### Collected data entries
== == ==

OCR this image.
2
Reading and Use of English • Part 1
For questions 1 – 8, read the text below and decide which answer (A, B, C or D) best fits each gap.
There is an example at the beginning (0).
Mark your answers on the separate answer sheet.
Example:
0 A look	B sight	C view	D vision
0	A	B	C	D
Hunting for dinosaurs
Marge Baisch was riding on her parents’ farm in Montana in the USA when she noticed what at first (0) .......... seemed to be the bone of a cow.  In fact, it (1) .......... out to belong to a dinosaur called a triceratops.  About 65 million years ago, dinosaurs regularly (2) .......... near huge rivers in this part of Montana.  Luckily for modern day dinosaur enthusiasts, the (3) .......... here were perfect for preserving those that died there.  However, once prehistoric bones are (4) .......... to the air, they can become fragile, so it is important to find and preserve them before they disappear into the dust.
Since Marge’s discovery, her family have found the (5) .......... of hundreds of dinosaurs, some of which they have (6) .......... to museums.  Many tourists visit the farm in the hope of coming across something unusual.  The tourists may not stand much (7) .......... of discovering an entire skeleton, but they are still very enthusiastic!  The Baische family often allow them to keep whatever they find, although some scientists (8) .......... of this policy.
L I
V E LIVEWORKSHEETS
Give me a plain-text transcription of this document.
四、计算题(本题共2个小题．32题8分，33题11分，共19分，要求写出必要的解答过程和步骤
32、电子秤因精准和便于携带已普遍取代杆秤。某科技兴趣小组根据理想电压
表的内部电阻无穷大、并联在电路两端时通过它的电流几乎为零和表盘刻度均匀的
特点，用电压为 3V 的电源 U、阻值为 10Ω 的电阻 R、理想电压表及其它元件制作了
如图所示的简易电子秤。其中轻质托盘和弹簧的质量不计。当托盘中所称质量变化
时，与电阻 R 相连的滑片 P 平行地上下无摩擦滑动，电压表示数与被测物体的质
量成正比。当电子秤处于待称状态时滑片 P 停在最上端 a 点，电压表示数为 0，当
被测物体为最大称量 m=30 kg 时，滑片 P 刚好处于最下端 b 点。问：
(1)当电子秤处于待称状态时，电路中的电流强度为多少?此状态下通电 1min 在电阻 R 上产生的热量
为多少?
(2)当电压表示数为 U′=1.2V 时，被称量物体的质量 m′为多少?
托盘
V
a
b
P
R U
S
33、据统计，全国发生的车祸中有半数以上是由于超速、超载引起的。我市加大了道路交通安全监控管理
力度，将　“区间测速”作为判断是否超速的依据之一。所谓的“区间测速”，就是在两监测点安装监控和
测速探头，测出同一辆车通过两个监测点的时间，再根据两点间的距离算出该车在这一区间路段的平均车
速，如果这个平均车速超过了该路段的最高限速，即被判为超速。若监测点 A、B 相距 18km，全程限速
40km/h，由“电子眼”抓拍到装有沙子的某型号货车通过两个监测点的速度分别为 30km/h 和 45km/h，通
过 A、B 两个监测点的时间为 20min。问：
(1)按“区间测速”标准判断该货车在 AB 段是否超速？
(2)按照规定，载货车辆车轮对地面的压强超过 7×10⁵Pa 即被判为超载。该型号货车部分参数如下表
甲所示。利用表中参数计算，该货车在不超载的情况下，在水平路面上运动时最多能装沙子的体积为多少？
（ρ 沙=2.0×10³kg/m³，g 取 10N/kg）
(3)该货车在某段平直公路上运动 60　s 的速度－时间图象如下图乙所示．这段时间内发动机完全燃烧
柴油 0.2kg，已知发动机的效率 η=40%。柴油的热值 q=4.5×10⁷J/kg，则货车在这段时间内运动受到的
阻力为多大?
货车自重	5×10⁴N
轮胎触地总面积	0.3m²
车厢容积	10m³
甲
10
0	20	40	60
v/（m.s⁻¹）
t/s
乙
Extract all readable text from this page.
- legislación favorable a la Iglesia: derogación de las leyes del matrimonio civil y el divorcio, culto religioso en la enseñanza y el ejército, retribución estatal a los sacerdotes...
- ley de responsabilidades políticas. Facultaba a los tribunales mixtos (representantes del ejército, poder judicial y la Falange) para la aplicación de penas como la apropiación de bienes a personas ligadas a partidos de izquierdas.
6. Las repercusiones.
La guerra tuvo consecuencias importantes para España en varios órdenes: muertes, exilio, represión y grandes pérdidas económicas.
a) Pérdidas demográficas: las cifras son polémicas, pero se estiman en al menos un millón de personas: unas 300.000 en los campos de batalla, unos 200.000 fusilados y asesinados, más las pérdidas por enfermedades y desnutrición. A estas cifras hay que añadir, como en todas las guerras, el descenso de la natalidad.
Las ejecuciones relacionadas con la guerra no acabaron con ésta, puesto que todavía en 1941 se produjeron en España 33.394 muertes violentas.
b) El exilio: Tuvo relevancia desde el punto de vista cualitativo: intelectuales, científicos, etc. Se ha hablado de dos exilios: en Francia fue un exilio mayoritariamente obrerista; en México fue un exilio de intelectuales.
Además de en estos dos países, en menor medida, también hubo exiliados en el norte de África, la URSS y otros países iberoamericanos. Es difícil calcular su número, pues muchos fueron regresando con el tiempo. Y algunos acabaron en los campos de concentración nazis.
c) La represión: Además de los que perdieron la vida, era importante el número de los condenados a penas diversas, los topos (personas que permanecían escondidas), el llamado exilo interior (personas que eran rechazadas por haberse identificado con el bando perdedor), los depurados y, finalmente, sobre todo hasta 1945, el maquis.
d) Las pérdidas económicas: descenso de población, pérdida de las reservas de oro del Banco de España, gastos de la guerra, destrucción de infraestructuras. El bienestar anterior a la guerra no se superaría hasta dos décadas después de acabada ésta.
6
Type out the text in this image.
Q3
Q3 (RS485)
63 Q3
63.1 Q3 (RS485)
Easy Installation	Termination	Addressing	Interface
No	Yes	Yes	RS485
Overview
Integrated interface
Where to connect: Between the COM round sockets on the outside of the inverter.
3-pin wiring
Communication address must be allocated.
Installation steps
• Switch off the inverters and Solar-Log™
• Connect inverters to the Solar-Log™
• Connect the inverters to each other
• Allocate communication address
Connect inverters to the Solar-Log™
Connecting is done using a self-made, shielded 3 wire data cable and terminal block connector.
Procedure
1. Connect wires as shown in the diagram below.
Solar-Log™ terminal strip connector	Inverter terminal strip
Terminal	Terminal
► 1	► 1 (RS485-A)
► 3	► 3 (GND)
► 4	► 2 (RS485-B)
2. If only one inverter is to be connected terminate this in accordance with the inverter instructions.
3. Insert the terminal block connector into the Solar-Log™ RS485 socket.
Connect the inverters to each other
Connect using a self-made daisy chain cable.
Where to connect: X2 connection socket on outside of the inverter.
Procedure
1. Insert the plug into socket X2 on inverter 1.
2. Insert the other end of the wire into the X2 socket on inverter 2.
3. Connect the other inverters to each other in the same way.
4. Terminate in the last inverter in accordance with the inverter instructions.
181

== == ==

### Task directions
Go through the material above and copy each line that has the word "económicas".

### Written response
La guerra tuvo consecuencias importantes para España en varios órdenes: muertes, exilio, represión y grandes pérdidas económicas.
d) Las pérdidas económicas: descenso de población, pérdida de las reservas de oro del Banco de España, gastos de la guerra, destrucción de infraestructuras. El bienestar anterior a la guerra no se superaría hasta dos décadas después de acabada ésta.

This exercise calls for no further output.